SET EXERCISE — Copy out the entries exactly, from the first line to the last.

TASK DATA —
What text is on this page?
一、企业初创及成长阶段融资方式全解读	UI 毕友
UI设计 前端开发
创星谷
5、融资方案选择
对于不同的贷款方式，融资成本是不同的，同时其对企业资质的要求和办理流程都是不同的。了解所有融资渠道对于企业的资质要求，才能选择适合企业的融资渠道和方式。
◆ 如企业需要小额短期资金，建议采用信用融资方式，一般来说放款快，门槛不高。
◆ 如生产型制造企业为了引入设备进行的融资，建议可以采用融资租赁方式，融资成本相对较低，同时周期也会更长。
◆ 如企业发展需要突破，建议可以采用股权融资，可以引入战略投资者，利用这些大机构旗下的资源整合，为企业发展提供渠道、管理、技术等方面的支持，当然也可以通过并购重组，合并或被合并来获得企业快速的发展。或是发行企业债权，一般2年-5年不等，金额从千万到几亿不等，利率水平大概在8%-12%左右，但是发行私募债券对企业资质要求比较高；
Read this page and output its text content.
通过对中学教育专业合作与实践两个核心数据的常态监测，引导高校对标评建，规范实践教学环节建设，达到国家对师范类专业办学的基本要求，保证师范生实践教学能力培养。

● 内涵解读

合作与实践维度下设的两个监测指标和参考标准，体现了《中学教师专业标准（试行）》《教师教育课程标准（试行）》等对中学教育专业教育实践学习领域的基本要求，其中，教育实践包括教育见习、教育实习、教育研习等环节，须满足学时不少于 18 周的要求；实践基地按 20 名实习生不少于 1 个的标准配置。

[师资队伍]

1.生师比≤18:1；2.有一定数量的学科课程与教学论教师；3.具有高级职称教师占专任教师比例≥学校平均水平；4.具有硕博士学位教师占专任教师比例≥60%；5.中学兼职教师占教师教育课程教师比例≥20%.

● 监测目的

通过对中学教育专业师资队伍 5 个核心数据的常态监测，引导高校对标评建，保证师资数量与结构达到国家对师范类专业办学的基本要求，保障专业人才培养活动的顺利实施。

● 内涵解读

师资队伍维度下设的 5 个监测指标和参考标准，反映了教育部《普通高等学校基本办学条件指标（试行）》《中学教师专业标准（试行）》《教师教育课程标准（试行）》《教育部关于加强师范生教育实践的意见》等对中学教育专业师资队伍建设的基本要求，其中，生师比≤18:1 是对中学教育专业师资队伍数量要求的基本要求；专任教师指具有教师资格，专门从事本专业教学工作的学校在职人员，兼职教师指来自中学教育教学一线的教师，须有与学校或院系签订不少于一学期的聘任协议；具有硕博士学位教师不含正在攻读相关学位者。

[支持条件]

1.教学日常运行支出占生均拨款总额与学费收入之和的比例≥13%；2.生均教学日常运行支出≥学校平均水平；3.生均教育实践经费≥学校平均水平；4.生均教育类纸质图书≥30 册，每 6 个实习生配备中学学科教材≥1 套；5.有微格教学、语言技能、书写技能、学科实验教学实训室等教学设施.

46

WRITTEN RESPONSE —
What text is on this page?
一、企业初创及成长阶段融资方式全解读	UI 毕友
UI设计 前端开发
创星谷
5、融资方案选择
对于不同的贷款方式，融资成本是不同的，同时其对企业资质的要求和办理流程都是不同的。了解所有融资渠道对于企业的资质要求，才能选择适合企业的融资渠道和方式。
◆ 如企业需要小额短期资金，建议采用信用融资方式，一般来说放款快，门槛不高。
◆ 如生产型制造企业为了引入设备进行的融资，建议可以采用融资租赁方式，融资成本相对较低，同时周期也会更长。
◆ 如企业发展需要突破，建议可以采用股权融资，可以引入战略投资者，利用这些大机构旗下的资源整合，为企业发展提供渠道、管理、技术等方面的支持，当然也可以通过并购重组，合并或被合并来获得企业快速的发展。或是发行企业债权，一般2年-5年不等，金额从千万到几亿不等，利率水平大概在8%-12%左右，但是发行私募债券对企业资质要求比较高；
Read this page and output its text content.
通过对中学教育专业合作与实践两个核心数据的常态监测，引导高校对标评建，规范实践教学环节建设，达到国家对师范类专业办学的基本要求，保证师范生实践教学能力培养。

● 内涵解读

合作与实践维度下设的两个监测指标和参考标准，体现了《中学教师专业标准（试行）》《教师教育课程标准（试行）》等对中学教育专业教育实践学习领域的基本要求，其中，教育实践包括教育见习、教育实习、教育研习等环节，须满足学时不少于 18 周的要求；实践基地按 20 名实习生不少于 1 个的标准配置。

[师资队伍]

1.生师比≤18:1；2.有一定数量的学科课程与教学论教师；3.具有高级职称教师占专任教师比例≥学校平均水平；4.具有硕博士学位教师占专任教师比例≥60%；5.中学兼职教师占教师教育课程教师比例≥20%.

● 监测目的

通过对中学教育专业师资队伍 5 个核心数据的常态监测，引导高校对标评建，保证师资数量与结构达到国家对师范类专业办学的基本要求，保障专业人才培养活动的顺利实施。

● 内涵解读

师资队伍维度下设的 5 个监测指标和参考标准，反映了教育部《普通高等学校基本办学条件指标（试行）》《中学教师专业标准（试行）》《教师教育课程标准（试行）》《教育部关于加强师范生教育实践的意见》等对中学教育专业师资队伍建设的基本要求，其中，生师比≤18:1 是对中学教育专业师资队伍数量要求的基本要求；专任教师指具有教师资格，专门从事本专业教学工作的学校在职人员，兼职教师指来自中学教育教学一线的教师，须有与学校或院系签订不少于一学期的聘任协议；具有硕博士学位教师不含正在攻读相关学位者。

[支持条件]

1.教学日常运行支出占生均拨款总额与学费收入之和的比例≥13%；2.生均教学日常运行支出≥学校平均水平；3.生均教育实践经费≥学校平均水平；4.生均教育类纸质图书≥30 册，每 6 个实习生配备中学学科教材≥1 套；5.有微格教学、语言技能、书写技能、学科实验教学实训室等教学设施.

46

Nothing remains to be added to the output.